Quote the entries in full, character for character, without their images.

[INFORMATION SHOWN]:
################

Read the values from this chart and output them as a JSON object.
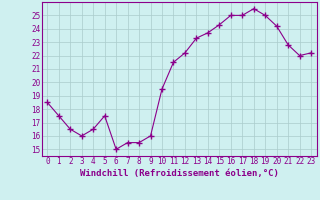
{
  "x": [
    0,
    1,
    2,
    3,
    4,
    5,
    6,
    7,
    8,
    9,
    10,
    11,
    12,
    13,
    14,
    15,
    16,
    17,
    18,
    19,
    20,
    21,
    22,
    23
  ],
  "y": [
    18.5,
    17.5,
    16.5,
    16.0,
    16.5,
    17.5,
    15.0,
    15.5,
    15.5,
    16.0,
    19.5,
    21.5,
    22.2,
    23.3,
    23.7,
    24.3,
    25.0,
    25.0,
    25.5,
    25.0,
    24.2,
    22.8,
    22.0,
    22.2
  ],
  "line_color": "#8B008B",
  "marker": "+",
  "marker_size": 4,
  "bg_color": "#cff0f0",
  "grid_color": "#aacccc",
  "tick_color": "#8B008B",
  "xlabel": "Windchill (Refroidissement éolien,°C)",
  "xlabel_fontsize": 6.5,
  "ylim": [
    14.5,
    26.0
  ],
  "yticks": [
    15,
    16,
    17,
    18,
    19,
    20,
    21,
    22,
    23,
    24,
    25
  ],
  "xticks": [
    0,
    1,
    2,
    3,
    4,
    5,
    6,
    7,
    8,
    9,
    10,
    11,
    12,
    13,
    14,
    15,
    16,
    17,
    18,
    19,
    20,
    21,
    22,
    23
  ],
  "tick_fontsize": 5.5
}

################

[ANSWER]:
Read the values from this chart and output them as a JSON object.
{
  "x": [
    0,
    1,
    2,
    3,
    4,
    5,
    6,
    7,
    8,
    9,
    10,
    11,
    12,
    13,
    14,
    15,
    16,
    17,
    18,
    19,
    20,
    21,
    22,
    23
  ],
  "y": [
    18.5,
    17.5,
    16.5,
    16.0,
    16.5,
    17.5,
    15.0,
    15.5,
    15.5,
    16.0,
    19.5,
    21.5,
    22.2,
    23.3,
    23.7,
    24.3,
    25.0,
    25.0,
    25.5,
    25.0,
    24.2,
    22.8,
    22.0,
    22.2
  ],
  "line_color": "#8B008B",
  "marker": "+",
  "marker_size": 4,
  "bg_color": "#cff0f0",
  "grid_color": "#aacccc",
  "tick_color": "#8B008B",
  "xlabel": "Windchill (Refroidissement éolien,°C)",
  "xlabel_fontsize": 6.5,
  "ylim": [
    14.5,
    26.0
  ],
  "yticks": [
    15,
    16,
    17,
    18,
    19,
    20,
    21,
    22,
    23,
    24,
    25
  ],
  "xticks": [
    0,
    1,
    2,
    3,
    4,
    5,
    6,
    7,
    8,
    9,
    10,
    11,
    12,
    13,
    14,
    15,
    16,
    17,
    18,
    19,
    20,
    21,
    22,
    23
  ],
  "tick_fontsize": 5.5
}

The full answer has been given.